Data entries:

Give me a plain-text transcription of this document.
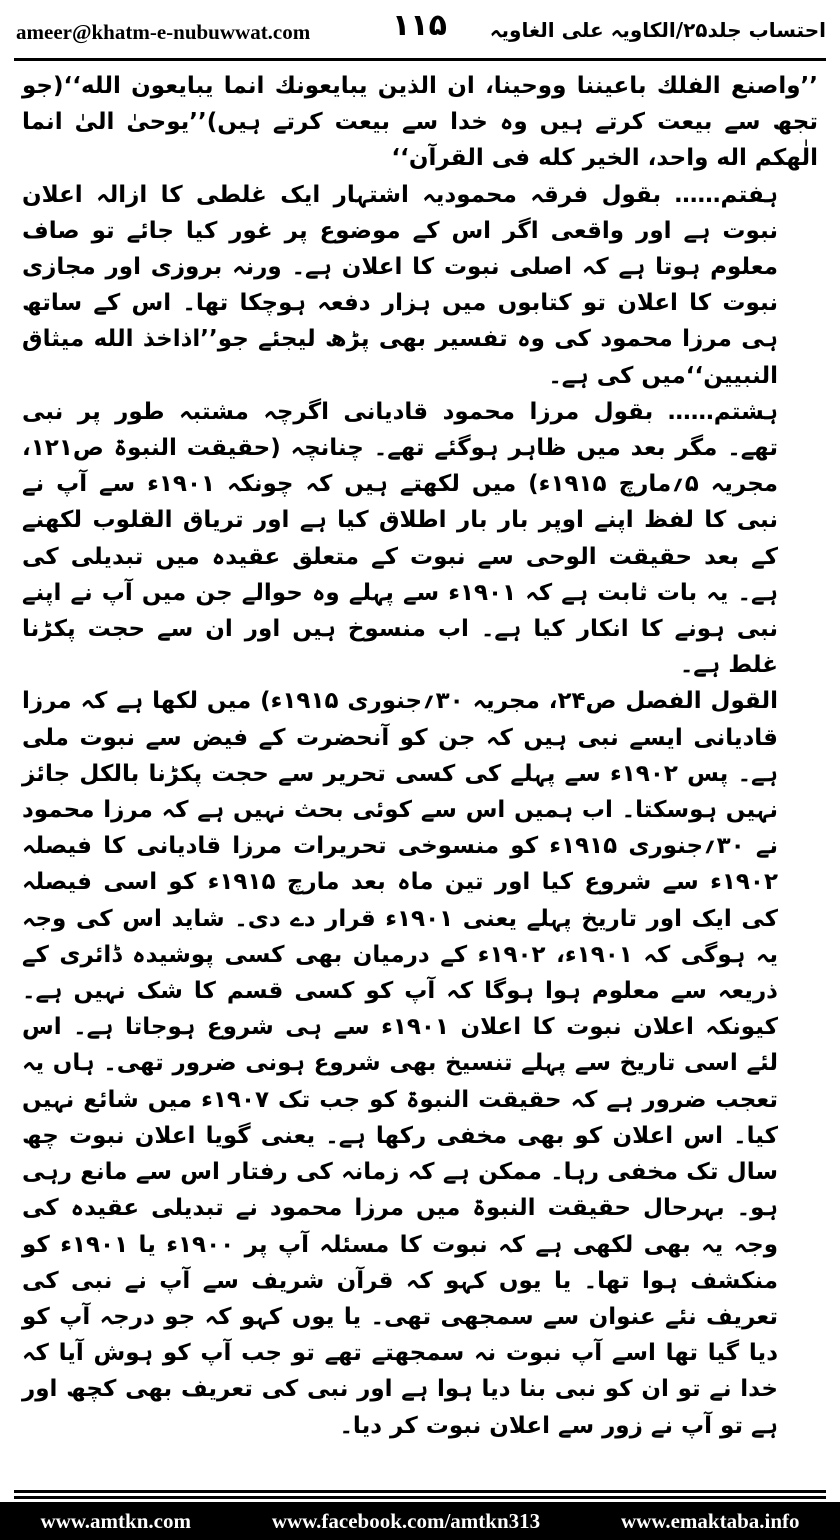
ameer@khatm-e-nubuwwat.com	۱۱۵ احتساب جلد۲۵/الکاویہ علی الغاویہ

’’واصنع الفلك باعيننا ووحينا، ان الذين يبايعونك انما يبايعون الله‘‘(جو تجھ سے بیعت کرتے ہیں وہ خدا سے بیعت کرتے ہیں)’’یوحیٰ الیٰ انما الٰهكم اله واحد، الخير كله فى القرآن‘‘

ہفتم…… بقول فرقہ محمودیہ اشتہار ایک غلطی کا ازالہ اعلان نبوت ہے اور واقعی اگر اس کے موضوع پر غور کیا جائے تو صاف معلوم ہوتا ہے کہ اصلی نبوت کا اعلان ہے۔ ورنہ بروزی اور مجازی نبوت کا اعلان تو کتابوں میں ہزار دفعہ ہوچکا تھا۔ اس کے ساتھ ہی مرزا محمود کی وہ تفسیر بھی پڑھ لیجئے جو’’اذاخذ الله ميثاق النبيين‘‘میں کی ہے۔

ہشتم…… بقول مرزا محمود قادیانی اگرچہ مشتبہ طور پر نبی تھے۔ مگر بعد میں ظاہر ہوگئے تھے۔ چنانچہ (حقیقت النبوۃ ص۱۲۱، مجریہ ۵؍مارچ ۱۹۱۵ء) میں لکھتے ہیں کہ چونکہ ۱۹۰۱ء سے آپ نے نبی کا لفظ اپنے اوپر بار بار اطلاق کیا ہے اور تریاق القلوب لکھنے کے بعد حقیقت الوحی سے نبوت کے متعلق عقیدہ میں تبدیلی کی ہے۔ یہ بات ثابت ہے کہ ۱۹۰۱ء سے پہلے وہ حوالے جن میں آپ نے اپنے نبی ہونے کا انکار کیا ہے۔ اب منسوخ ہیں اور ان سے حجت پکڑنا غلط ہے۔

القول الفصل ص۲۴، مجریہ ۳۰؍جنوری ۱۹۱۵ء) میں لکھا ہے کہ مرزا قادیانی ایسے نبی ہیں کہ جن کو آنحضرت کے فیض سے نبوت ملی ہے۔ پس ۱۹۰۲ء سے پہلے کی کسی تحریر سے حجت پکڑنا بالکل جائز نہیں ہوسکتا۔ اب ہمیں اس سے کوئی بحث نہیں ہے کہ مرزا محمود نے ۳۰؍جنوری ۱۹۱۵ء کو منسوخی تحریرات مرزا قادیانی کا فیصلہ ۱۹۰۲ء سے شروع کیا اور تین ماہ بعد مارچ ۱۹۱۵ء کو اسی فیصلہ کی ایک اور تاریخ پہلے یعنی ۱۹۰۱ء قرار دے دی۔ شاید اس کی وجہ یہ ہوگی کہ ۱۹۰۱ء، ۱۹۰۲ء کے درمیان بھی کسی پوشیدہ ڈائری کے ذریعہ سے معلوم ہوا ہوگا کہ آپ کو کسی قسم کا شک نہیں ہے۔ کیونکہ اعلان نبوت کا اعلان ۱۹۰۱ء سے ہی شروع ہوجاتا ہے۔ اس لئے اسی تاریخ سے پہلے تنسیخ بھی شروع ہونی ضرور تھی۔ ہاں یہ تعجب ضرور ہے کہ حقیقت النبوۃ کو جب تک ۱۹۰۷ء میں شائع نہیں کیا۔ اس اعلان کو بھی مخفی رکھا ہے۔ یعنی گویا اعلان نبوت چھ سال تک مخفی رہا۔ ممکن ہے کہ زمانہ کی رفتار اس سے مانع رہی ہو۔ بہرحال حقیقت النبوۃ میں مرزا محمود نے تبدیلی عقیدہ کی وجہ یہ بھی لکھی ہے کہ نبوت کا مسئلہ آپ پر ۱۹۰۰ء یا ۱۹۰۱ء کو منکشف ہوا تھا۔ یا یوں کہو کہ قرآن شریف سے آپ نے نبی کی تعریف نئے عنوان سے سمجھی تھی۔ یا یوں کہو کہ جو درجہ آپ کو دیا گیا تھا اسے آپ نبوت نہ سمجھتے تھے تو جب آپ کو ہوش آیا کہ خدا نے تو ان کو نبی بنا دیا ہوا ہے اور نبی کی تعریف بھی کچھ اور ہے تو آپ نے زور سے اعلان نبوت کر دیا۔

www.amtkn.com	www.facebook.com/amtkn313	www.emaktaba.info
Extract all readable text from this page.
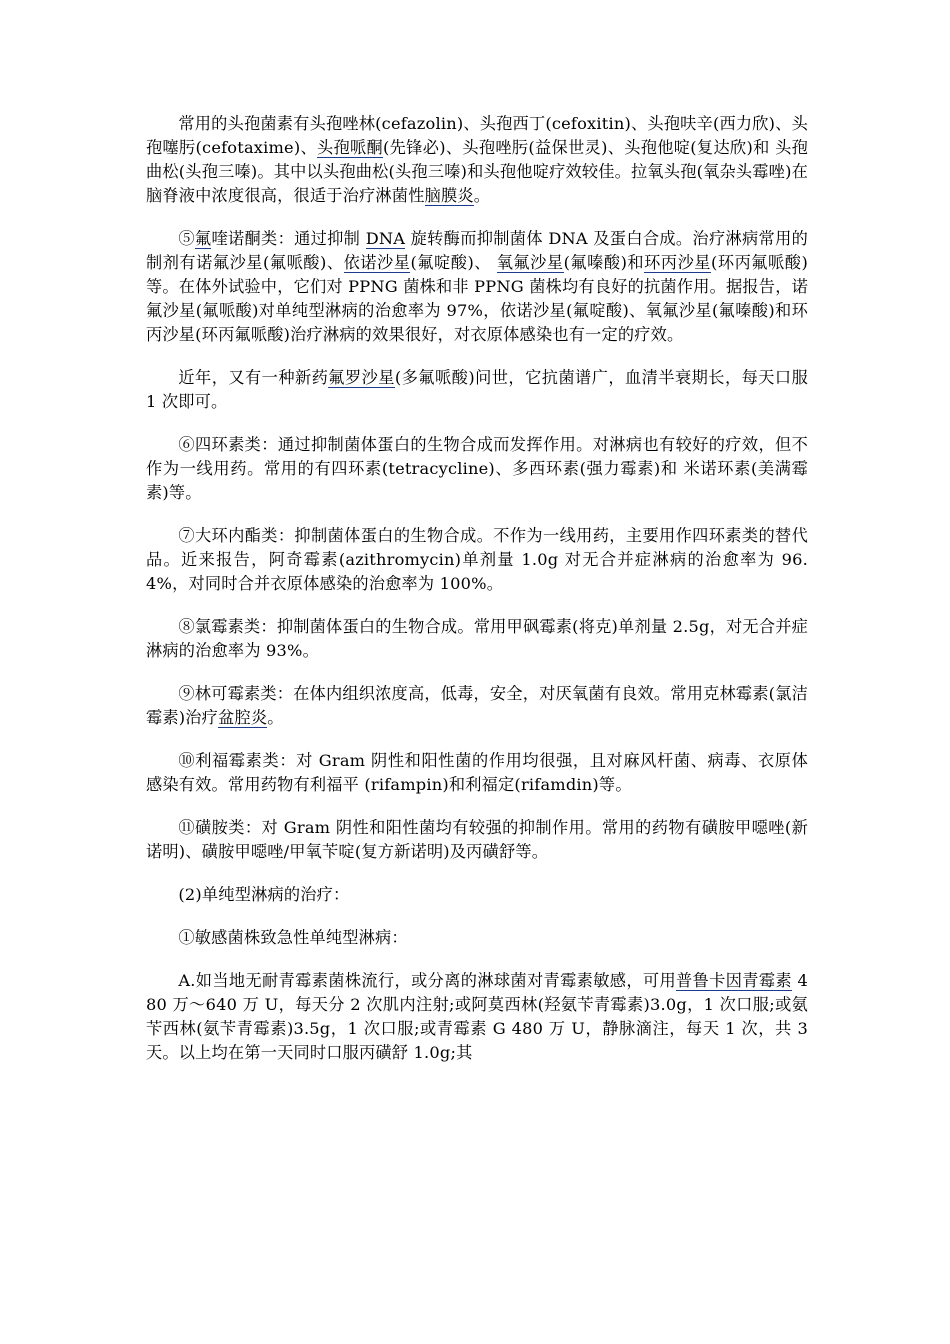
常用的头孢菌素有头孢唑林(cefazolin)、头孢西丁(cefoxitin)、头孢呋辛(西力欣)、头孢噻肟(cefotaxime)、头孢哌酮(先锋必)、头孢唑肟(益保世灵)、头孢他啶(复达欣)和 头孢曲松(头孢三嗪)。其中以头孢曲松(头孢三嗪)和头孢他啶疗效较佳。拉氧头孢(氧杂头霉唑)在脑脊液中浓度很高，很适于治疗淋菌性脑膜炎。

⑤氟喹诺酮类：通过抑制 DNA 旋转酶而抑制菌体 DNA 及蛋白合成。治疗淋病常用的制剂有诺氟沙星(氟哌酸)、依诺沙星(氟啶酸)、 氧氟沙星(氟嗪酸)和环丙沙星(环丙氟哌酸)等。在体外试验中，它们对 PPNG 菌株和非 PPNG 菌株均有良好的抗菌作用。据报告，诺氟沙星(氟哌酸)对单纯型淋病的治愈率为 97%，依诺沙星(氟啶酸)、氧氟沙星(氟嗪酸)和环丙沙星(环丙氟哌酸)治疗淋病的效果很好，对衣原体感染也有一定的疗效。

近年，又有一种新药氟罗沙星(多氟哌酸)问世，它抗菌谱广，血清半衰期长，每天口服 1 次即可。

⑥四环素类：通过抑制菌体蛋白的生物合成而发挥作用。对淋病也有较好的疗效，但不作为一线用药。常用的有四环素(tetracycline)、多西环素(强力霉素)和 米诺环素(美满霉素)等。

⑦大环内酯类：抑制菌体蛋白的生物合成。不作为一线用药，主要用作四环素类的替代品。近来报告，阿奇霉素(azithromycin)单剂量 1.0g 对无合并症淋病的治愈率为 96.4%，对同时合并衣原体感染的治愈率为 100%。

⑧氯霉素类：抑制菌体蛋白的生物合成。常用甲砜霉素(将克)单剂量 2.5g，对无合并症淋病的治愈率为 93%。

⑨林可霉素类：在体内组织浓度高，低毒，安全，对厌氧菌有良效。常用克林霉素(氯洁霉素)治疗盆腔炎。

⑩利福霉素类：对 Gram 阴性和阳性菌的作用均很强，且对麻风杆菌、病毒、衣原体感染有效。常用药物有利福平 (rifampin)和利福定(rifamdin)等。

⑪磺胺类：对 Gram 阴性和阳性菌均有较强的抑制作用。常用的药物有磺胺甲噁唑(新诺明)、磺胺甲噁唑/甲氧苄啶(复方新诺明)及丙磺舒等。

(2)单纯型淋病的治疗：

①敏感菌株致急性单纯型淋病：

A.如当地无耐青霉素菌株流行，或分离的淋球菌对青霉素敏感，可用普鲁卡因青霉素 480 万～640 万 U，每天分 2 次肌内注射;或阿莫西林(羟氨苄青霉素)3.0g，1 次口服;或氨苄西林(氨苄青霉素)3.5g，1 次口服;或青霉素 G 480 万 U，静脉滴注，每天 1 次，共 3 天。以上均在第一天同时口服丙磺舒 1.0g;其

(Instruction):
Write out every line of the entries that holds the word "text".

(Response below):
Give me a plain-text transcription of this document.
Extract all readable text from this page.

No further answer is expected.